**Stated exercise**
Show all lines that include the string "fuerza"; copy each one.

[Stored data]
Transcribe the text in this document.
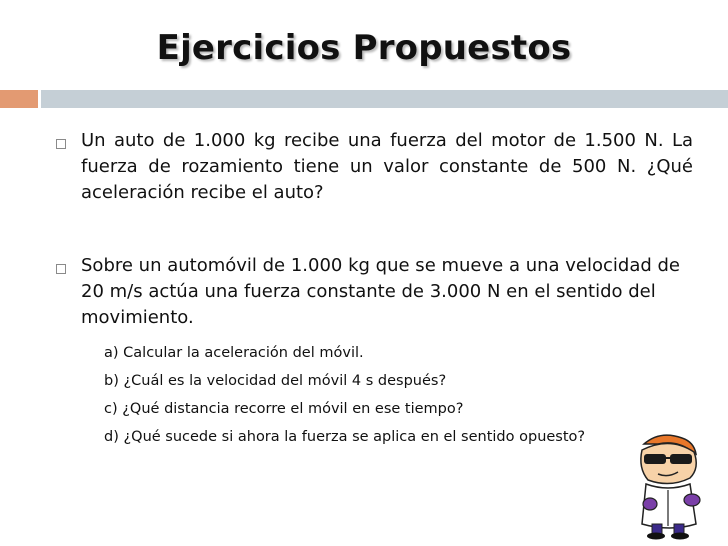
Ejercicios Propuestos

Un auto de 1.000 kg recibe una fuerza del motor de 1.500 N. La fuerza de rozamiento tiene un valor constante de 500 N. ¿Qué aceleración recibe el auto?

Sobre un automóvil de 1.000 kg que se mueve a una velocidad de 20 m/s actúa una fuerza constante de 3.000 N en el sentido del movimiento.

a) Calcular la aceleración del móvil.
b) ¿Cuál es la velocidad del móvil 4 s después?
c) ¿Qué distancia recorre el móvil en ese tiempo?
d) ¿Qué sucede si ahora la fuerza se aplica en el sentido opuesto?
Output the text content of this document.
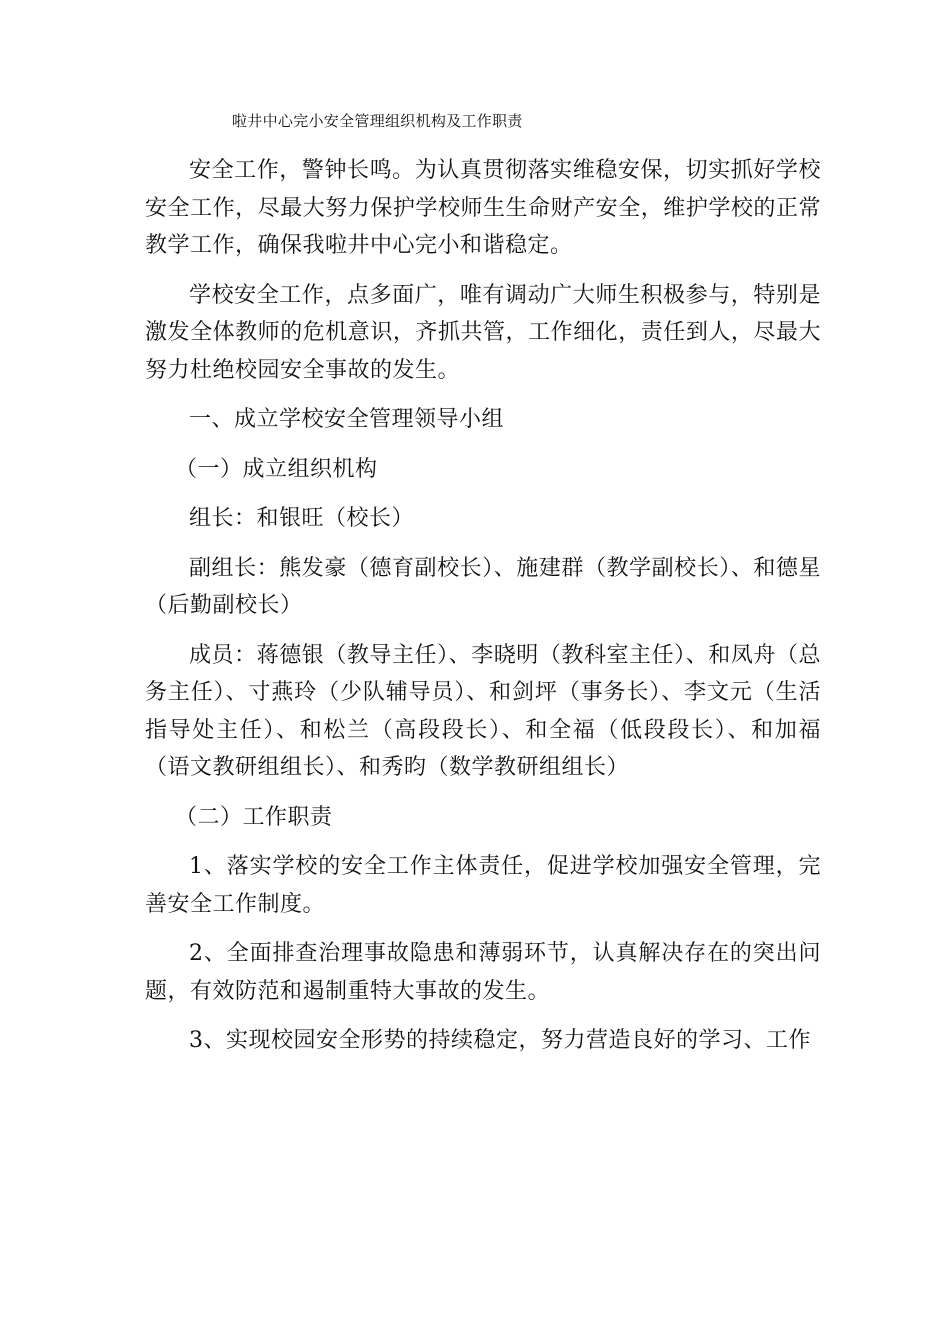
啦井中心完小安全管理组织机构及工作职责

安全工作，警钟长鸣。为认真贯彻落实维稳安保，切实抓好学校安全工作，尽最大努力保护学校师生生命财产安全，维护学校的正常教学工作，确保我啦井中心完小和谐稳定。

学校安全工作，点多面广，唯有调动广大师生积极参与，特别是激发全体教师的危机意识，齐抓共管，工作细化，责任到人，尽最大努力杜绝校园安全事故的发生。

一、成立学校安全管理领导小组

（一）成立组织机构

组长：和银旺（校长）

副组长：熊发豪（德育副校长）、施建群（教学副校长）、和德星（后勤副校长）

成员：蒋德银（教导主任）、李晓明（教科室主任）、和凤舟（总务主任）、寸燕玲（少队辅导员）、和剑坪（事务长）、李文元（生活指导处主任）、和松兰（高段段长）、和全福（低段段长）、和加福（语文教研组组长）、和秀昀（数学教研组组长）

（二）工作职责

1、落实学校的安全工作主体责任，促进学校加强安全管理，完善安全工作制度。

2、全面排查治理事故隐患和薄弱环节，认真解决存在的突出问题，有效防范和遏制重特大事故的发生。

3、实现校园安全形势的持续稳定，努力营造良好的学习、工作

**Solution**
Un auto de 1.000 kg recibe una fuerza del motor de 1.500 N. La fuerza de rozamiento tiene un valor constante de 500 N. ¿Qué aceleración recibe el auto?
Sobre un automóvil de 1.000 kg que se mueve a una velocidad de 20 m/s actúa una fuerza constante de 3.000 N en el sentido del movimiento.
d) ¿Qué sucede si ahora la fuerza se aplica en el sentido opuesto?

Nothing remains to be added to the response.